- [Instructions to follow]: Repeat the listing in full, exactly as it stands.

◆ ◆ ◆ ◆

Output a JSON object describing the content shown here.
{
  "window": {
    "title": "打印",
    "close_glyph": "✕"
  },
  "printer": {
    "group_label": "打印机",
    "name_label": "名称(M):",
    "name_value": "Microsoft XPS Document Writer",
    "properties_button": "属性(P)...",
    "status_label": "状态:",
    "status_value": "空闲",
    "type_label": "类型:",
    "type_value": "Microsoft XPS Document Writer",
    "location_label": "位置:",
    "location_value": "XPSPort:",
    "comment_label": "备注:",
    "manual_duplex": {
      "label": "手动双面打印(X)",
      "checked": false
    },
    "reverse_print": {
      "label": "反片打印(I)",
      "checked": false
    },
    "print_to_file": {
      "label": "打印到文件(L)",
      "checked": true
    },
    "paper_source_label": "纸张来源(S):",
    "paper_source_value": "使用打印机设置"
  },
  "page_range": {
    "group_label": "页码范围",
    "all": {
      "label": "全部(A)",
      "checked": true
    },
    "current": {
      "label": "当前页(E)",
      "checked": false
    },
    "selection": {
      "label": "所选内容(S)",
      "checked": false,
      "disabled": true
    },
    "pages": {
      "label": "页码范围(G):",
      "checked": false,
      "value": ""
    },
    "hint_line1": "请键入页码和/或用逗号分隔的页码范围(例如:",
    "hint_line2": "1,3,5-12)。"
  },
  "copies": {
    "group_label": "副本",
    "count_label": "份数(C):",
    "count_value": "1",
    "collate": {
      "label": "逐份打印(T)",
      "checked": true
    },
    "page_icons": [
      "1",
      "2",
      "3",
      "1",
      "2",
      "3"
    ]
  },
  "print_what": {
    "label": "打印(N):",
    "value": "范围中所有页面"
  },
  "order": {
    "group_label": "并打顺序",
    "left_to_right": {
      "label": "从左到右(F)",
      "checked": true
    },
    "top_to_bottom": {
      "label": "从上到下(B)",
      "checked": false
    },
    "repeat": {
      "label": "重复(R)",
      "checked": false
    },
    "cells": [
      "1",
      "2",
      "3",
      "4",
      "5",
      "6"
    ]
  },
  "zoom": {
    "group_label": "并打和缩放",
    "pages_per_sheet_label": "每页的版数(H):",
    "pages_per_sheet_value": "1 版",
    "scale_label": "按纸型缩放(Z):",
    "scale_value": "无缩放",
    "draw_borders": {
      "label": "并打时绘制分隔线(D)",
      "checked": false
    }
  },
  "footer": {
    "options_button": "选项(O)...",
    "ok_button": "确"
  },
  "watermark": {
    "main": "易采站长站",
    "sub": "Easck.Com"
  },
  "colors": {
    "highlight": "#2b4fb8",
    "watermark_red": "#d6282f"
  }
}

◆ ◆ ◆ ◆

- [The response]:
Output a JSON object describing the content shown here.
{
  "window": {
    "title": "打印",
    "close_glyph": "✕"
  },
  "printer": {
    "group_label": "打印机",
    "name_label": "名称(M):",
    "name_value": "Microsoft XPS Document Writer",
    "properties_button": "属性(P)...",
    "status_label": "状态:",
    "status_value": "空闲",
    "type_label": "类型:",
    "type_value": "Microsoft XPS Document Writer",
    "location_label": "位置:",
    "location_value": "XPSPort:",
    "comment_label": "备注:",
    "manual_duplex": {
      "label": "手动双面打印(X)",
      "checked": false
    },
    "reverse_print": {
      "label": "反片打印(I)",
      "checked": false
    },
    "print_to_file": {
      "label": "打印到文件(L)",
      "checked": true
    },
    "paper_source_label": "纸张来源(S):",
    "paper_source_value": "使用打印机设置"
  },
  "page_range": {
    "group_label": "页码范围",
    "all": {
      "label": "全部(A)",
      "checked": true
    },
    "current": {
      "label": "当前页(E)",
      "checked": false
    },
    "selection": {
      "label": "所选内容(S)",
      "checked": false,
      "disabled": true
    },
    "pages": {
      "label": "页码范围(G):",
      "checked": false,
      "value": ""
    },
    "hint_line1": "请键入页码和/或用逗号分隔的页码范围(例如:",
    "hint_line2": "1,3,5-12)。"
  },
  "copies": {
    "group_label": "副本",
    "count_label": "份数(C):",
    "count_value": "1",
    "collate": {
      "label": "逐份打印(T)",
      "checked": true
    },
    "page_icons": [
      "1",
      "2",
      "3",
      "1",
      "2",
      "3"
    ]
  },
  "print_what": {
    "label": "打印(N):",
    "value": "范围中所有页面"
  },
  "order": {
    "group_label": "并打顺序",
    "left_to_right": {
      "label": "从左到右(F)",
      "checked": true
    },
    "top_to_bottom": {
      "label": "从上到下(B)",
      "checked": false
    },
    "repeat": {
      "label": "重复(R)",
      "checked": false
    },
    "cells": [
      "1",
      "2",
      "3",
      "4",
      "5",
      "6"
    ]
  },
  "zoom": {
    "group_label": "并打和缩放",
    "pages_per_sheet_label": "每页的版数(H):",
    "pages_per_sheet_value": "1 版",
    "scale_label": "按纸型缩放(Z):",
    "scale_value": "无缩放",
    "draw_borders": {
      "label": "并打时绘制分隔线(D)",
      "checked": false
    }
  },
  "footer": {
    "options_button": "选项(O)...",
    "ok_button": "确"
  },
  "watermark": {
    "main": "易采站长站",
    "sub": "Easck.Com"
  },
  "colors": {
    "highlight": "#2b4fb8",
    "watermark_red": "#d6282f"
  }
}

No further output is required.